Short task | Extract every entry word for word.

Information given |
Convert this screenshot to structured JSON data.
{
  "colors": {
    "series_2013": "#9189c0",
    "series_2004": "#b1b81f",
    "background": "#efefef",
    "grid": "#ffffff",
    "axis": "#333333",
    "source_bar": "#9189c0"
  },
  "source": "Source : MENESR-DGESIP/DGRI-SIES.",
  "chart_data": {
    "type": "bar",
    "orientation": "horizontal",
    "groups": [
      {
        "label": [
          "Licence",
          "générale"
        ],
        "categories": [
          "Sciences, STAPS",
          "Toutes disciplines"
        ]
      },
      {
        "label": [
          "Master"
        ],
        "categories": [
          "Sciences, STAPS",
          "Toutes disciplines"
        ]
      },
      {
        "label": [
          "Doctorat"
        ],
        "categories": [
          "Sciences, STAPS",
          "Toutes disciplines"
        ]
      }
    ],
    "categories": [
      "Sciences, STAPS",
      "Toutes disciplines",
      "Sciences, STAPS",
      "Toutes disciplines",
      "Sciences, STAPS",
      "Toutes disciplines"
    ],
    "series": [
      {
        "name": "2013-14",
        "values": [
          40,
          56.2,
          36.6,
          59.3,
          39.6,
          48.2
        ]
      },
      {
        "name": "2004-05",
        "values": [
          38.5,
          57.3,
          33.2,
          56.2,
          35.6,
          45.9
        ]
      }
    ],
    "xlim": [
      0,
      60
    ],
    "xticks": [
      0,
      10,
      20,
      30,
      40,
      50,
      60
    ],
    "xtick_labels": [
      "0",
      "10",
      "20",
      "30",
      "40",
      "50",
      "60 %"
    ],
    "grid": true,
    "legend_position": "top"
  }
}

Full response |
Convert this screenshot to structured JSON data.
{
  "colors": {
    "series_2013": "#9189c0",
    "series_2004": "#b1b81f",
    "background": "#efefef",
    "grid": "#ffffff",
    "axis": "#333333",
    "source_bar": "#9189c0"
  },
  "source": "Source : MENESR-DGESIP/DGRI-SIES.",
  "chart_data": {
    "type": "bar",
    "orientation": "horizontal",
    "groups": [
      {
        "label": [
          "Licence",
          "générale"
        ],
        "categories": [
          "Sciences, STAPS",
          "Toutes disciplines"
        ]
      },
      {
        "label": [
          "Master"
        ],
        "categories": [
          "Sciences, STAPS",
          "Toutes disciplines"
        ]
      },
      {
        "label": [
          "Doctorat"
        ],
        "categories": [
          "Sciences, STAPS",
          "Toutes disciplines"
        ]
      }
    ],
    "categories": [
      "Sciences, STAPS",
      "Toutes disciplines",
      "Sciences, STAPS",
      "Toutes disciplines",
      "Sciences, STAPS",
      "Toutes disciplines"
    ],
    "series": [
      {
        "name": "2013-14",
        "values": [
          40,
          56.2,
          36.6,
          59.3,
          39.6,
          48.2
        ]
      },
      {
        "name": "2004-05",
        "values": [
          38.5,
          57.3,
          33.2,
          56.2,
          35.6,
          45.9
        ]
      }
    ],
    "xlim": [
      0,
      60
    ],
    "xticks": [
      0,
      10,
      20,
      30,
      40,
      50,
      60
    ],
    "xtick_labels": [
      "0",
      "10",
      "20",
      "30",
      "40",
      "50",
      "60 %"
    ],
    "grid": true,
    "legend_position": "top"
  }
}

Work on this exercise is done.